━━━━━ DATA FOR THIS EXERCISE
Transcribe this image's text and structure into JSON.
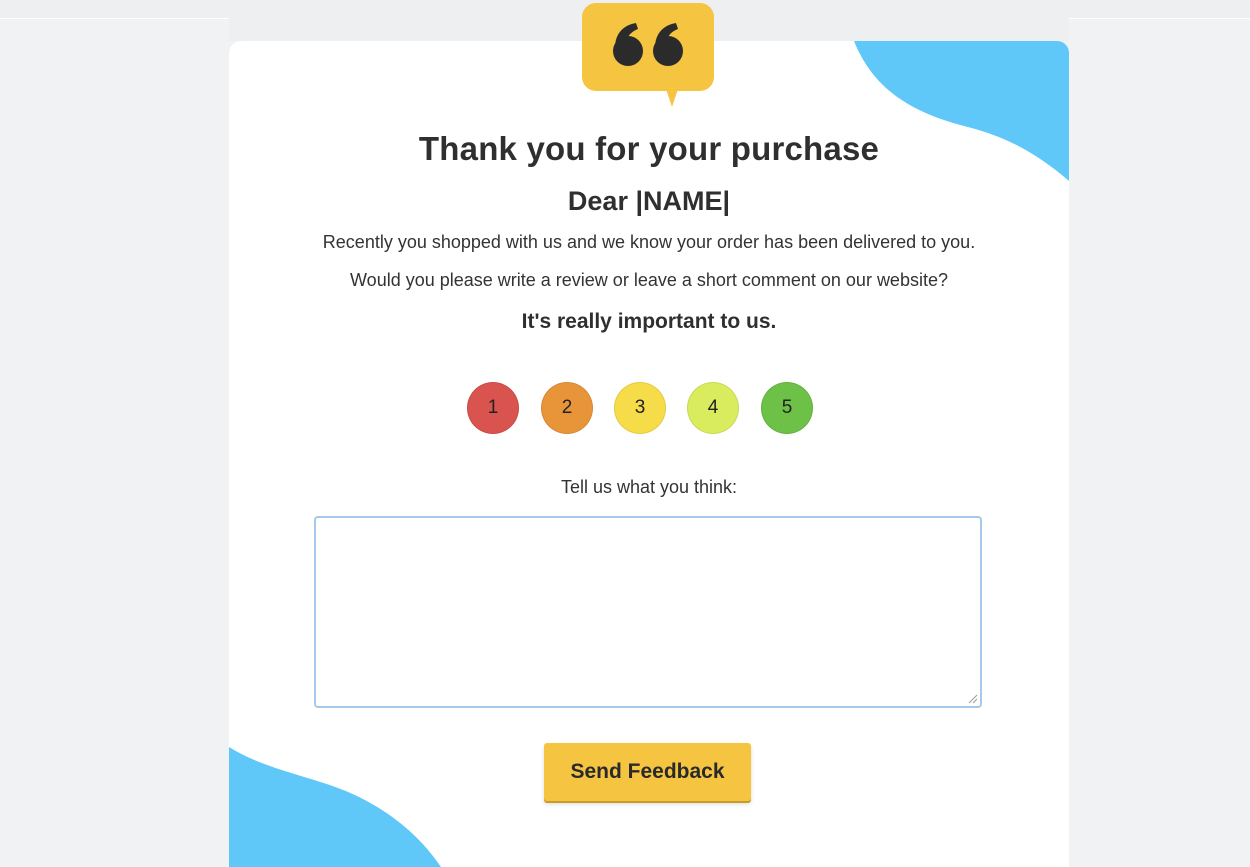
{
  "email": {
    "title": "Thank you for your purchase",
    "greeting": "Dear |NAME|",
    "paragraph_1": "Recently you shopped with us and we know your order has been delivered to you.",
    "paragraph_2": "Would you please write a review or leave a short comment on our website?",
    "emphasis": "It's really important to us.",
    "rating": {
      "options": [
        {
          "label": "1",
          "color": "#d9534f"
        },
        {
          "label": "2",
          "color": "#e8953a"
        },
        {
          "label": "3",
          "color": "#f6dc48"
        },
        {
          "label": "4",
          "color": "#d9ec5e"
        },
        {
          "label": "5",
          "color": "#6cc146"
        }
      ]
    },
    "comment": {
      "prompt": "Tell us what you think:",
      "value": "",
      "placeholder": ""
    },
    "send_label": "Send Feedback"
  },
  "colors": {
    "accent_yellow": "#f5c542",
    "blob_blue": "#5fc8f8",
    "background": "#f0f2f4",
    "card": "#ffffff",
    "text": "#2f2f2f"
  },
  "icons": {
    "badge": "quote-bubble-icon",
    "grip": "resize-grip-icon"
  }
}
━━━━━━━━━━
WRITTEN INSTRUCTION | Find every line that holds "text" and copy it.

THE RESPONSE |
Transcribe this image's text and structure into JSON.
    "text": "#2f2f2f"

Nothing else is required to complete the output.